- [WHAT IS EXPECTED]: Quote the full listing word for word.

--- start DATA TO PROCESS ---

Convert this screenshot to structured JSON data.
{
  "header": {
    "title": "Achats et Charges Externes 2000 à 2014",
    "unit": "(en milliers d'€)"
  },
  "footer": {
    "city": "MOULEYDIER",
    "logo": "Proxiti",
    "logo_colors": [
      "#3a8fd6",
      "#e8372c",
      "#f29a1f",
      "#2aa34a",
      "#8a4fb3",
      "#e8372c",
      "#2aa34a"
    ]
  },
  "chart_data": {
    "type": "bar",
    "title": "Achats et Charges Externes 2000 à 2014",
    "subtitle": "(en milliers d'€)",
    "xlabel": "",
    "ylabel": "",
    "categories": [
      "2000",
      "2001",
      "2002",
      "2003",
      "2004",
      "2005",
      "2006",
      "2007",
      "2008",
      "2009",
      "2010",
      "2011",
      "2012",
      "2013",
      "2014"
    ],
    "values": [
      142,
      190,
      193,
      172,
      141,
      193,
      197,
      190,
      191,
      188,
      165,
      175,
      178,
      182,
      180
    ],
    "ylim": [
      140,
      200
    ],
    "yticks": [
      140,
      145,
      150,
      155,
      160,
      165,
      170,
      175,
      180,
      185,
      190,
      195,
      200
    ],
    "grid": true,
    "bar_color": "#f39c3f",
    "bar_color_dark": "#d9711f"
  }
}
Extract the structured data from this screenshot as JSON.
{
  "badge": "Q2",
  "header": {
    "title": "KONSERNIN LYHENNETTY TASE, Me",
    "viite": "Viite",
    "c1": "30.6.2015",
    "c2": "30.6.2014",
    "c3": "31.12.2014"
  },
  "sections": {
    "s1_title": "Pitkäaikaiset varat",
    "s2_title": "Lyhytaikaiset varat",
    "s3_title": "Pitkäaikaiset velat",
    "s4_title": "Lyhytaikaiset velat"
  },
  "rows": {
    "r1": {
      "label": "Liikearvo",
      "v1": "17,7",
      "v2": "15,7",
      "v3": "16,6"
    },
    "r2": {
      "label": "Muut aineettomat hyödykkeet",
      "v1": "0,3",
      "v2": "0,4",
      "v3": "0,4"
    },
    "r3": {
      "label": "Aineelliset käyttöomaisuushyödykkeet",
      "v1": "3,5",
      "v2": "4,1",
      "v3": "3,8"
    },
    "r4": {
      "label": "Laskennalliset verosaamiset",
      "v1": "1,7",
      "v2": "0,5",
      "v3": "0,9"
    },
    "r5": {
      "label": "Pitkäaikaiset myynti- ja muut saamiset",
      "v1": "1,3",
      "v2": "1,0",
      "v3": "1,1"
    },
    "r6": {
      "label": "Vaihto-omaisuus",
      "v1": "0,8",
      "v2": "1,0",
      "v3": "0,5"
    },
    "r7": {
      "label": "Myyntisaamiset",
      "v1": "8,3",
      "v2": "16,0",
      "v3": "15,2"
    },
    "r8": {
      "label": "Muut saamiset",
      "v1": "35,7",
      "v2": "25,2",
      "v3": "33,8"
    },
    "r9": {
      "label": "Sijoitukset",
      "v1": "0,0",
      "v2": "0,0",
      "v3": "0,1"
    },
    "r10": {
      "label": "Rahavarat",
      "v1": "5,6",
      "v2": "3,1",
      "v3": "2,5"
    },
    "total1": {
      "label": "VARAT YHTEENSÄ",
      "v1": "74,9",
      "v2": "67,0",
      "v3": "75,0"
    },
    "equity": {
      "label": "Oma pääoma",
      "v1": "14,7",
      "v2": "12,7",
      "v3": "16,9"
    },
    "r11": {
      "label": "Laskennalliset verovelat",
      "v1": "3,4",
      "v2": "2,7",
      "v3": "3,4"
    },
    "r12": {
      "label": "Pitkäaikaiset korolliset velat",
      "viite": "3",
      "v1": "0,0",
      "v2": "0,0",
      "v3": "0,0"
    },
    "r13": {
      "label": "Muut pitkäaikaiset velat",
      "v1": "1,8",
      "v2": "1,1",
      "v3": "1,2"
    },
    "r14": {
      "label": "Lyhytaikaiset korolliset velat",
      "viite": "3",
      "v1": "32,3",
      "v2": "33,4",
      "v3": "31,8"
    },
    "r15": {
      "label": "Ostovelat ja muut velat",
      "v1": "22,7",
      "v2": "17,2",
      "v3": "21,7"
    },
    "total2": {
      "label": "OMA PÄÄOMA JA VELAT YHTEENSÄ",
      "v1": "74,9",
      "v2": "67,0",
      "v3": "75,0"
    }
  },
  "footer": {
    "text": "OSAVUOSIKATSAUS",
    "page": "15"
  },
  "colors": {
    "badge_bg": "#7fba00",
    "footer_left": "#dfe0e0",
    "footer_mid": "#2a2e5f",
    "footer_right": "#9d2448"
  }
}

--- end DATA TO PROCESS ---

- [SOLUTION FOR THIS PROBLEM]:
Convert this screenshot to structured JSON data.
{
  "header": {
    "title": "Achats et Charges Externes 2000 à 2014",
    "unit": "(en milliers d'€)"
  },
  "footer": {
    "city": "MOULEYDIER",
    "logo": "Proxiti",
    "logo_colors": [
      "#3a8fd6",
      "#e8372c",
      "#f29a1f",
      "#2aa34a",
      "#8a4fb3",
      "#e8372c",
      "#2aa34a"
    ]
  },
  "chart_data": {
    "type": "bar",
    "title": "Achats et Charges Externes 2000 à 2014",
    "subtitle": "(en milliers d'€)",
    "xlabel": "",
    "ylabel": "",
    "categories": [
      "2000",
      "2001",
      "2002",
      "2003",
      "2004",
      "2005",
      "2006",
      "2007",
      "2008",
      "2009",
      "2010",
      "2011",
      "2012",
      "2013",
      "2014"
    ],
    "values": [
      142,
      190,
      193,
      172,
      141,
      193,
      197,
      190,
      191,
      188,
      165,
      175,
      178,
      182,
      180
    ],
    "ylim": [
      140,
      200
    ],
    "yticks": [
      140,
      145,
      150,
      155,
      160,
      165,
      170,
      175,
      180,
      185,
      190,
      195,
      200
    ],
    "grid": true,
    "bar_color": "#f39c3f",
    "bar_color_dark": "#d9711f"
  }
}
Extract the structured data from this screenshot as JSON.
{
  "badge": "Q2",
  "header": {
    "title": "KONSERNIN LYHENNETTY TASE, Me",
    "viite": "Viite",
    "c1": "30.6.2015",
    "c2": "30.6.2014",
    "c3": "31.12.2014"
  },
  "sections": {
    "s1_title": "Pitkäaikaiset varat",
    "s2_title": "Lyhytaikaiset varat",
    "s3_title": "Pitkäaikaiset velat",
    "s4_title": "Lyhytaikaiset velat"
  },
  "rows": {
    "r1": {
      "label": "Liikearvo",
      "v1": "17,7",
      "v2": "15,7",
      "v3": "16,6"
    },
    "r2": {
      "label": "Muut aineettomat hyödykkeet",
      "v1": "0,3",
      "v2": "0,4",
      "v3": "0,4"
    },
    "r3": {
      "label": "Aineelliset käyttöomaisuushyödykkeet",
      "v1": "3,5",
      "v2": "4,1",
      "v3": "3,8"
    },
    "r4": {
      "label": "Laskennalliset verosaamiset",
      "v1": "1,7",
      "v2": "0,5",
      "v3": "0,9"
    },
    "r5": {
      "label": "Pitkäaikaiset myynti- ja muut saamiset",
      "v1": "1,3",
      "v2": "1,0",
      "v3": "1,1"
    },
    "r6": {
      "label": "Vaihto-omaisuus",
      "v1": "0,8",
      "v2": "1,0",
      "v3": "0,5"
    },
    "r7": {
      "label": "Myyntisaamiset",
      "v1": "8,3",
      "v2": "16,0",
      "v3": "15,2"
    },
    "r8": {
      "label": "Muut saamiset",
      "v1": "35,7",
      "v2": "25,2",
      "v3": "33,8"
    },
    "r9": {
      "label": "Sijoitukset",
      "v1": "0,0",
      "v2": "0,0",
      "v3": "0,1"
    },
    "r10": {
      "label": "Rahavarat",
      "v1": "5,6",
      "v2": "3,1",
      "v3": "2,5"
    },
    "total1": {
      "label": "VARAT YHTEENSÄ",
      "v1": "74,9",
      "v2": "67,0",
      "v3": "75,0"
    },
    "equity": {
      "label": "Oma pääoma",
      "v1": "14,7",
      "v2": "12,7",
      "v3": "16,9"
    },
    "r11": {
      "label": "Laskennalliset verovelat",
      "v1": "3,4",
      "v2": "2,7",
      "v3": "3,4"
    },
    "r12": {
      "label": "Pitkäaikaiset korolliset velat",
      "viite": "3",
      "v1": "0,0",
      "v2": "0,0",
      "v3": "0,0"
    },
    "r13": {
      "label": "Muut pitkäaikaiset velat",
      "v1": "1,8",
      "v2": "1,1",
      "v3": "1,2"
    },
    "r14": {
      "label": "Lyhytaikaiset korolliset velat",
      "viite": "3",
      "v1": "32,3",
      "v2": "33,4",
      "v3": "31,8"
    },
    "r15": {
      "label": "Ostovelat ja muut velat",
      "v1": "22,7",
      "v2": "17,2",
      "v3": "21,7"
    },
    "total2": {
      "label": "OMA PÄÄOMA JA VELAT YHTEENSÄ",
      "v1": "74,9",
      "v2": "67,0",
      "v3": "75,0"
    }
  },
  "footer": {
    "text": "OSAVUOSIKATSAUS",
    "page": "15"
  },
  "colors": {
    "badge_bg": "#7fba00",
    "footer_left": "#dfe0e0",
    "footer_mid": "#2a2e5f",
    "footer_right": "#9d2448"
  }
}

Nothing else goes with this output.